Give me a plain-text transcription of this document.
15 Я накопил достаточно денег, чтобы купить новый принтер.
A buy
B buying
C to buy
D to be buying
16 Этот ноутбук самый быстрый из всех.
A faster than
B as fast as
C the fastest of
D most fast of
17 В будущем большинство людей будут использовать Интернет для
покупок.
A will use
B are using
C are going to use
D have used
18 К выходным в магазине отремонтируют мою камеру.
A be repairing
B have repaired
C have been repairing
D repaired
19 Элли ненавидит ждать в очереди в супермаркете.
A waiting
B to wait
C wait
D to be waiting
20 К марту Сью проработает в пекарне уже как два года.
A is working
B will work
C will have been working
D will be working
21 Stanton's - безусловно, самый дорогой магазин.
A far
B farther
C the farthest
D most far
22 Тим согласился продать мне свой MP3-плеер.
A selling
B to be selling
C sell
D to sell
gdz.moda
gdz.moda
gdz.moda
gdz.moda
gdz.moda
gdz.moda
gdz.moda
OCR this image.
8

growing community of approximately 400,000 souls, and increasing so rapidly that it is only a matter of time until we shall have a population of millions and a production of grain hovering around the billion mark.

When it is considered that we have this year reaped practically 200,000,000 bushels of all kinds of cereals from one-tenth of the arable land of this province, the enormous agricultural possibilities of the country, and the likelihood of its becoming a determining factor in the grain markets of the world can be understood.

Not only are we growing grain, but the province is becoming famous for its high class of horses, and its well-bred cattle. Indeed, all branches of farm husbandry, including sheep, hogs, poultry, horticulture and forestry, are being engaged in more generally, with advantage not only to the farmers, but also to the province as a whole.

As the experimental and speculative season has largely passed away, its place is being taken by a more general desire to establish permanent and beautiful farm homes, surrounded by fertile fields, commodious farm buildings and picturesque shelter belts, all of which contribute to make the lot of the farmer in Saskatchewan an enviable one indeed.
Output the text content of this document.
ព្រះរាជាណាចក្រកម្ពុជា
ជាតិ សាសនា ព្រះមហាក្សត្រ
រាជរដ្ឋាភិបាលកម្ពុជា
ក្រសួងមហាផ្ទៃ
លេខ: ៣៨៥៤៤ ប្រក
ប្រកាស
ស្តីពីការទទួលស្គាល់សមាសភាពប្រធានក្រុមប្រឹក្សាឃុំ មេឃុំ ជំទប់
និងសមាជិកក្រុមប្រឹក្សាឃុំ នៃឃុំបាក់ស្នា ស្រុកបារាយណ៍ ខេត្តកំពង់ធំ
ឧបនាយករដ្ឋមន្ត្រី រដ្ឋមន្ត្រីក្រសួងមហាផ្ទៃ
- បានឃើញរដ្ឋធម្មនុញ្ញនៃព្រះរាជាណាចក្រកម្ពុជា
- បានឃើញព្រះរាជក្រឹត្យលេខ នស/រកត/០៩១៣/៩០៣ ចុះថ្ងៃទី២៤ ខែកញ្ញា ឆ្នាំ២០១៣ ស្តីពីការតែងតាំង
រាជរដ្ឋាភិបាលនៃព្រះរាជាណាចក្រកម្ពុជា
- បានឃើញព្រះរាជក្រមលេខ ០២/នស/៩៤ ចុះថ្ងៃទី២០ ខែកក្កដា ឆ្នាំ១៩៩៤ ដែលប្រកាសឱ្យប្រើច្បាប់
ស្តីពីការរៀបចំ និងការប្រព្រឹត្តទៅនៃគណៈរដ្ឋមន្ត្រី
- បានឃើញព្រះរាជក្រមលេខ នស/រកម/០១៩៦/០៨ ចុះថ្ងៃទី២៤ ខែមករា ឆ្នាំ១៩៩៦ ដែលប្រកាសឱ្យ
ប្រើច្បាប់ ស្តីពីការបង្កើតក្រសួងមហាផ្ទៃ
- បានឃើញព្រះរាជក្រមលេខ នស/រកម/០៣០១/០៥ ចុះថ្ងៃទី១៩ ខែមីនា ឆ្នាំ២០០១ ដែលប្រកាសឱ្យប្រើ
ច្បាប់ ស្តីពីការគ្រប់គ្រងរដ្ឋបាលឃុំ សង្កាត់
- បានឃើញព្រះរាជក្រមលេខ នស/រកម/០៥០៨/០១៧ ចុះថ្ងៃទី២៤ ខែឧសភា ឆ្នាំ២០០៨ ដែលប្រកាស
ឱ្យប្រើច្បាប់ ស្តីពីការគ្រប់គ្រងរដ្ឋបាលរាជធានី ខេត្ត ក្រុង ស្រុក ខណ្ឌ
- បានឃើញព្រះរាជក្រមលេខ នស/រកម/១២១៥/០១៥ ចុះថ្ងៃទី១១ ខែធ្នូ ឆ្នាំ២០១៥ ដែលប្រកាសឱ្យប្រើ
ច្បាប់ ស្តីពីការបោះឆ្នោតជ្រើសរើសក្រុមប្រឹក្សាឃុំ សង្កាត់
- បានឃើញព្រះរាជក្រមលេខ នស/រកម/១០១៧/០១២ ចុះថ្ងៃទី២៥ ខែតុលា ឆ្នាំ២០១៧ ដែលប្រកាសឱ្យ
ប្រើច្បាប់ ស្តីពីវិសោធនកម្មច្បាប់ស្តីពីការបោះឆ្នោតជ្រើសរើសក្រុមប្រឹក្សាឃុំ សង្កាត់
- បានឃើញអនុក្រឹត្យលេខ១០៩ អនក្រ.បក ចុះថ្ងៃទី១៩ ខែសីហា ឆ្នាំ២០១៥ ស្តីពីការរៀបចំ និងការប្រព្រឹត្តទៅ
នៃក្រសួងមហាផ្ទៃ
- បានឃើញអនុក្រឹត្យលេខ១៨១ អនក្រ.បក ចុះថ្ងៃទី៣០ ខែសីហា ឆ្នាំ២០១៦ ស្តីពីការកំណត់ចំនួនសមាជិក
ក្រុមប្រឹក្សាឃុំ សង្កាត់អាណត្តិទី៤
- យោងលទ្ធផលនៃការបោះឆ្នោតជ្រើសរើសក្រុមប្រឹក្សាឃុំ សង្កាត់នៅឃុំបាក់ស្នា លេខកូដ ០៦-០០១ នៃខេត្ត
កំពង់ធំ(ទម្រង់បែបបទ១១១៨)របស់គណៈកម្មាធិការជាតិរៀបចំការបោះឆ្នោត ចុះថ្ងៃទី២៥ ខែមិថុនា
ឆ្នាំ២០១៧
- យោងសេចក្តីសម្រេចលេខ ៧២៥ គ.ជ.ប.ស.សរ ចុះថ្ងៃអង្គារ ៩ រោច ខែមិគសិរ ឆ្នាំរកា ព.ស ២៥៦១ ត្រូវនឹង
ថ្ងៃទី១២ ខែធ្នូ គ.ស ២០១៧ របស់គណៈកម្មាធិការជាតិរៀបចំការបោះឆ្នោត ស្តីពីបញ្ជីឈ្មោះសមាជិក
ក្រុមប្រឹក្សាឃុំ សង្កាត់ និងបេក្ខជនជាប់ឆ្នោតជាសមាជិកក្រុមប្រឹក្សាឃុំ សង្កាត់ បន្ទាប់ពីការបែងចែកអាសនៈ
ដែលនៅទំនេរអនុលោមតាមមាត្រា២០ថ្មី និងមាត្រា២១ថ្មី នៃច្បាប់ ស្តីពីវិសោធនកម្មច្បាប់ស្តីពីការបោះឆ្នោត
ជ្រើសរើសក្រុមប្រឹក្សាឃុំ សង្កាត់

= WHAT YOU HAVE TO DO =
Select every line in the material above where the string "that" occurs, and copy it.

= REPLY =
growing community of approximately 400,000 souls, and increasing so rapidly that it is only a matter of time until we shall have a population of millions and a production of grain hovering around the billion mark.
When it is considered that we have this year reaped practically 200,000,000 bushels of all kinds of cereals from one-tenth of the arable land of this province, the enormous agricultural possibilities of the country, and the likelihood of its becoming a determining factor in the grain markets of the world can be understood.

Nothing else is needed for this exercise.